Reproduce the following records exactly from the line containing "What data was" onward, ending with the last line and including it.

::::

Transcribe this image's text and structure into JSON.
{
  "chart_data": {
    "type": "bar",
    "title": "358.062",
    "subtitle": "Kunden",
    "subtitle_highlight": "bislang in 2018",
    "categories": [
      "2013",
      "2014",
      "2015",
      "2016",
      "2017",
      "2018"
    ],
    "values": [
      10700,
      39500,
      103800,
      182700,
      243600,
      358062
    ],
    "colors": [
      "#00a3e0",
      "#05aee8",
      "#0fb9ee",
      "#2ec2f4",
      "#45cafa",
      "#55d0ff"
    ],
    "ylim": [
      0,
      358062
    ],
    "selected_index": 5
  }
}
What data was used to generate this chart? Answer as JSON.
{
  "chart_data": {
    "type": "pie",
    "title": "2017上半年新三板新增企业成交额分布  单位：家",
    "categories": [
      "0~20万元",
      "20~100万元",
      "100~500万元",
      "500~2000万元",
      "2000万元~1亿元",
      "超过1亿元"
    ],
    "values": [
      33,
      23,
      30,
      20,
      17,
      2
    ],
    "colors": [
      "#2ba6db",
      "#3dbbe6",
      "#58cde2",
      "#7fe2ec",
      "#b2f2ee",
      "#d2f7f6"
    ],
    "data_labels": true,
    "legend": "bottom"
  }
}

::::

ANSWER TO THIS PROBLEM:
What data was used to generate this chart? Answer as JSON.
{
  "chart_data": {
    "type": "pie",
    "title": "2017上半年新三板新增企业成交额分布  单位：家",
    "categories": [
      "0~20万元",
      "20~100万元",
      "100~500万元",
      "500~2000万元",
      "2000万元~1亿元",
      "超过1亿元"
    ],
    "values": [
      33,
      23,
      30,
      20,
      17,
      2
    ],
    "colors": [
      "#2ba6db",
      "#3dbbe6",
      "#58cde2",
      "#7fe2ec",
      "#b2f2ee",
      "#d2f7f6"
    ],
    "data_labels": true,
    "legend": "bottom"
  }
}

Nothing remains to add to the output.